6

"Nasıl kı, Rabbîn seni hak uğruna evinden çıkarmıştı. Müminlerden bir grup ise bu konuda kesinlikle isteksizlerdi. Gerçek apaçık ortaya çıktıktan sonra, sanki göz göre göre ölüme sürülüyorlarmış gibi seninle o konuda tartışıyorlardı."

İbn Cerîr, İbn Ebî Hâtim, Taberânî, İbn Merdûye ve Beyhakî, Delâil'de Ebû Eyyûb el-Ensârî'den bildirir: Medine'deyken Resûlullah (sallallahü aleyhi ve sellem), Ebû Süfyân'ın kervanının geldiği haberini alınca bize:

“Bu kervana çıkmaya ne dersiniz? Belki Yüce Allah bu kervanı bize ganimet olarak ihsan eder ve bizi salim bir şekilde geri döndürür" buyurdu. Bu sözü üzerine yola koyulduk. Bir veya iki gün boyunca yol gittikten sonra Resulullah (sallallahü aleyhi ve sellem) hazırlanmamızı istedi. Hazırlığımızı yaptığımızda üçyüz onüç kişi toplandık. Hazırlandığımızı Allah Resûlü'ne bildirdiğimizde buna çok sevindi. Allah'a hamdetti ve:

“Tâlut'un askerlerinin sayısı da bu kadardı" buyurdu. Sonra:

“Müşrikler sizin kervan için çıktığınız haberini aldı. Onlarla savaşmaya ne dersiniz?" diye sordu. Biz:

Resûlallah! Vallahi onlarla savaşacak güçte değiliz. Biz sadece kervan için çıkmıştık" dedik. Bir daha:

“Müşriklerle savaşmaya ne dersiniz?" diye sorunca, aynı karşılığı verdik. Mikdâd oradakilere:

“İsrail oğullarının Musa'ya: «Sen Rabbinle birlikte gidip savaşın, biz sizleri burada bekleyeceğiz» demeleri gibi demeyin" karşılığını verince:

“Nasıl ki, Rabbin seni hak uğruna evinden çıkarmıştı. Müminlerden bir grup ise bu konuda kesinlikle isteksizlerdi. Gerçek apaçık ortaya çıktıktan sonra, sanki göz göre göre ölüme sürülüyorlarmış gibi seninle o konuda tartışıyorlardı. Hani Allah size iki taifeden birini, o sizindir diye vaad ediyordu. Siz de güçsüz olanın sizin olmasını istiyordunuz. Oysa Allah, sözleriyle hakkı meydana çıkarmak ve kâfirlerin ardını kesmek istiyordu" âyetleri nazil oldu.

Yapılacak İş:
Aşağıdaki ifadelerin kaynak metne uyup uymadığını söyleyin. Her birine evet ya da hayır deyin ve bu kararı veren sözleri kaynak metinden aynen aktarın.
1. Hazırlık yapıldığında üç yüz on üç kişi toplanmıştı.
2. Müşriklerle savaşma konusu açıldığında topluluk savaşacak güçte olduğunu söyledi.
3. Mikdâd, oradakilerin İsrail oğullarının Musa'ya söylediği gibi konuşmamasını istedi.

Veriler:
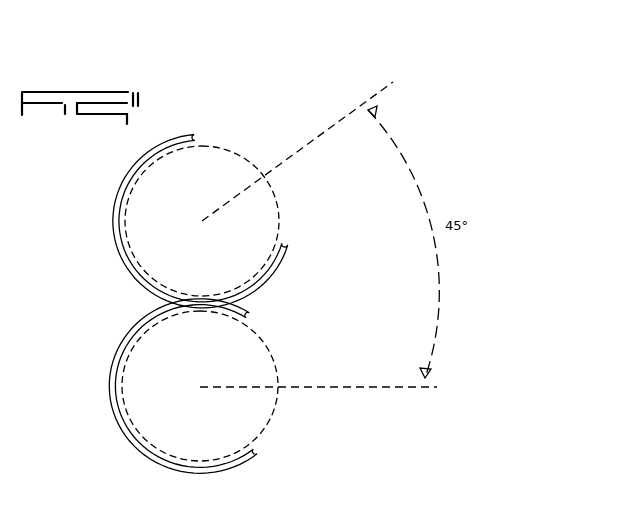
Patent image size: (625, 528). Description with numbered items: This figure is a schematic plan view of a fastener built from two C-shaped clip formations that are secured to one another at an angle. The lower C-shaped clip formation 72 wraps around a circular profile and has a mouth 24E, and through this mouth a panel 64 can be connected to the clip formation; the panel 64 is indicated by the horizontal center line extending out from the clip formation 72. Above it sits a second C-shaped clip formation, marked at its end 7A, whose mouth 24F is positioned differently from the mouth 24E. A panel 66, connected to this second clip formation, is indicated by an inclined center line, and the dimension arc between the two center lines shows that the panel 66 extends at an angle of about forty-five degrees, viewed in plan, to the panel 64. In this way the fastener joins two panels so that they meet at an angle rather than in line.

Çözüm:
1. Evet: "Hazırlığımızı yaptığımızda üçyüz onüç kişi toplandık."
2. Hayır: "Vallahi onlarla savaşacak güçte değiliz. Biz sadece kervan için çıkmıştık"
3. Evet: "İsrail oğullarının Musa'ya: «Sen Rabbinle birlikte gidip savaşın, biz sizleri burada bekleyeceğiz» demeleri gibi demeyin"